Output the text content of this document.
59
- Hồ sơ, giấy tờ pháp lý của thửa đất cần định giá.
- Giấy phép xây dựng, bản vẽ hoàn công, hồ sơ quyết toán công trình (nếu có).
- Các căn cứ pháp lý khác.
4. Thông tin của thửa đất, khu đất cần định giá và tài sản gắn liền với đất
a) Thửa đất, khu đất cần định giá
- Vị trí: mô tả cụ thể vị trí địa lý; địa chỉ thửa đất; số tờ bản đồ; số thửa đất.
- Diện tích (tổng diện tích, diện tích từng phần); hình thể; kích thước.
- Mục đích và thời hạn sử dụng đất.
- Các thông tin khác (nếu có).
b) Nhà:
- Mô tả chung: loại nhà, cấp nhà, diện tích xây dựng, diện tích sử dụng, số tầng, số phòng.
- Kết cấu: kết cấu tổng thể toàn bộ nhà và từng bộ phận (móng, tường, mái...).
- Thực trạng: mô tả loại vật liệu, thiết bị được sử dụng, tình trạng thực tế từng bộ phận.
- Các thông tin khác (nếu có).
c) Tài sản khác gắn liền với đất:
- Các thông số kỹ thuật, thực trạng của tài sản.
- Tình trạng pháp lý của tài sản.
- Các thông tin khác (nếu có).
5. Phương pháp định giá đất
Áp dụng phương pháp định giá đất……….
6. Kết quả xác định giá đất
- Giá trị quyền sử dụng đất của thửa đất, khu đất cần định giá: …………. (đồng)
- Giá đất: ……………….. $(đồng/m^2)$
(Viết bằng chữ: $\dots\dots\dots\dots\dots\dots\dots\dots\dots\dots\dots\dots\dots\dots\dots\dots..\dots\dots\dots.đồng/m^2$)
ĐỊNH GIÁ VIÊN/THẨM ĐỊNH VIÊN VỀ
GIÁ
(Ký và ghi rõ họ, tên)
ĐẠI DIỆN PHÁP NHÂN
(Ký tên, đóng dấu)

-=-=-

▸ **Exercise task**
Exactly as shown above, return every record.

▸ **Result of this exercise**
Output the text content of this document.
59
- Hồ sơ, giấy tờ pháp lý của thửa đất cần định giá.
- Giấy phép xây dựng, bản vẽ hoàn công, hồ sơ quyết toán công trình (nếu có).
- Các căn cứ pháp lý khác.
4. Thông tin của thửa đất, khu đất cần định giá và tài sản gắn liền với đất
a) Thửa đất, khu đất cần định giá
- Vị trí: mô tả cụ thể vị trí địa lý; địa chỉ thửa đất; số tờ bản đồ; số thửa đất.
- Diện tích (tổng diện tích, diện tích từng phần); hình thể; kích thước.
- Mục đích và thời hạn sử dụng đất.
- Các thông tin khác (nếu có).
b) Nhà:
- Mô tả chung: loại nhà, cấp nhà, diện tích xây dựng, diện tích sử dụng, số tầng, số phòng.
- Kết cấu: kết cấu tổng thể toàn bộ nhà và từng bộ phận (móng, tường, mái...).
- Thực trạng: mô tả loại vật liệu, thiết bị được sử dụng, tình trạng thực tế từng bộ phận.
- Các thông tin khác (nếu có).
c) Tài sản khác gắn liền với đất:
- Các thông số kỹ thuật, thực trạng của tài sản.
- Tình trạng pháp lý của tài sản.
- Các thông tin khác (nếu có).
5. Phương pháp định giá đất
Áp dụng phương pháp định giá đất……….
6. Kết quả xác định giá đất
- Giá trị quyền sử dụng đất của thửa đất, khu đất cần định giá: …………. (đồng)
- Giá đất: ……………….. $(đồng/m^2)$
(Viết bằng chữ: $\dots\dots\dots\dots\dots\dots\dots\dots\dots\dots\dots\dots\dots\dots\dots\dots..\dots\dots\dots.đồng/m^2$)
ĐỊNH GIÁ VIÊN/THẨM ĐỊNH VIÊN VỀ
GIÁ
(Ký và ghi rõ họ, tên)
ĐẠI DIỆN PHÁP NHÂN
(Ký tên, đóng dấu)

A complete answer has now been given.